Collected data entries

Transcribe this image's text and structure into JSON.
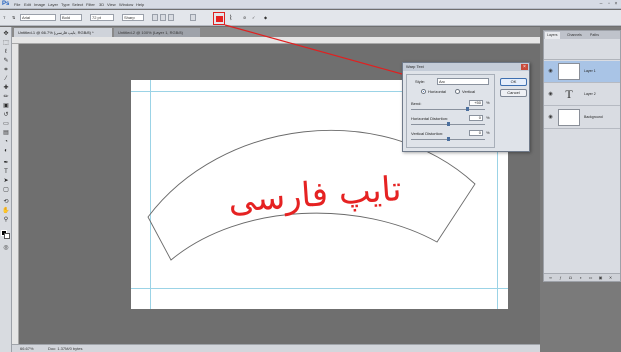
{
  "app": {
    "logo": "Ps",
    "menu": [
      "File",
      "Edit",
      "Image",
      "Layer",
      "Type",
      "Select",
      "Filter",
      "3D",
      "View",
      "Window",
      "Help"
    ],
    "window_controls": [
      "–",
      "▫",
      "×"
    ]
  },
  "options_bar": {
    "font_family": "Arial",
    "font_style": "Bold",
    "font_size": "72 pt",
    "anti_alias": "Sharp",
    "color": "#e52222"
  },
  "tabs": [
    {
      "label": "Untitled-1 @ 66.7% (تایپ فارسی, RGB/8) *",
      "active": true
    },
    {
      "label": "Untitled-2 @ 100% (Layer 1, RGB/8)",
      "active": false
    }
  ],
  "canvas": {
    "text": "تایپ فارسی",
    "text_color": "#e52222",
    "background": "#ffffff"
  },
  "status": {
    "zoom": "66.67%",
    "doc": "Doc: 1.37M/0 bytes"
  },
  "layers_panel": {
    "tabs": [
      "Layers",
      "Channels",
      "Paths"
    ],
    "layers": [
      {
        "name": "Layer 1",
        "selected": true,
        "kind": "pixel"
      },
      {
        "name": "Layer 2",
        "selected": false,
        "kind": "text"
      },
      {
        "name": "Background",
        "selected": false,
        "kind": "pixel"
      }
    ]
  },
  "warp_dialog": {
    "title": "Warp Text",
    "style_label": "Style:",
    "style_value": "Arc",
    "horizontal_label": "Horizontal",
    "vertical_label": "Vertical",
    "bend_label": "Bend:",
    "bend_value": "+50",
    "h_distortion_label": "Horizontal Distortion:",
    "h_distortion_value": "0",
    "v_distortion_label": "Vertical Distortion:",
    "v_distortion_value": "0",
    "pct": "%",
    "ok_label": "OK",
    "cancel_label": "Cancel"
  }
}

> _WHAT YOU NEED TO DO_:
Quote each record exactly as it stands, minus the pictures.

> _WRITTEN SOLUTION_:
Transcribe this image's text and structure into JSON.
{
  "app": {
    "logo": "Ps",
    "menu": [
      "File",
      "Edit",
      "Image",
      "Layer",
      "Type",
      "Select",
      "Filter",
      "3D",
      "View",
      "Window",
      "Help"
    ],
    "window_controls": [
      "–",
      "▫",
      "×"
    ]
  },
  "options_bar": {
    "font_family": "Arial",
    "font_style": "Bold",
    "font_size": "72 pt",
    "anti_alias": "Sharp",
    "color": "#e52222"
  },
  "tabs": [
    {
      "label": "Untitled-1 @ 66.7% (تایپ فارسی, RGB/8) *",
      "active": true
    },
    {
      "label": "Untitled-2 @ 100% (Layer 1, RGB/8)",
      "active": false
    }
  ],
  "canvas": {
    "text": "تایپ فارسی",
    "text_color": "#e52222",
    "background": "#ffffff"
  },
  "status": {
    "zoom": "66.67%",
    "doc": "Doc: 1.37M/0 bytes"
  },
  "layers_panel": {
    "tabs": [
      "Layers",
      "Channels",
      "Paths"
    ],
    "layers": [
      {
        "name": "Layer 1",
        "selected": true,
        "kind": "pixel"
      },
      {
        "name": "Layer 2",
        "selected": false,
        "kind": "text"
      },
      {
        "name": "Background",
        "selected": false,
        "kind": "pixel"
      }
    ]
  },
  "warp_dialog": {
    "title": "Warp Text",
    "style_label": "Style:",
    "style_value": "Arc",
    "horizontal_label": "Horizontal",
    "vertical_label": "Vertical",
    "bend_label": "Bend:",
    "bend_value": "+50",
    "h_distortion_label": "Horizontal Distortion:",
    "h_distortion_value": "0",
    "v_distortion_label": "Vertical Distortion:",
    "v_distortion_value": "0",
    "pct": "%",
    "ok_label": "OK",
    "cancel_label": "Cancel"
  }
}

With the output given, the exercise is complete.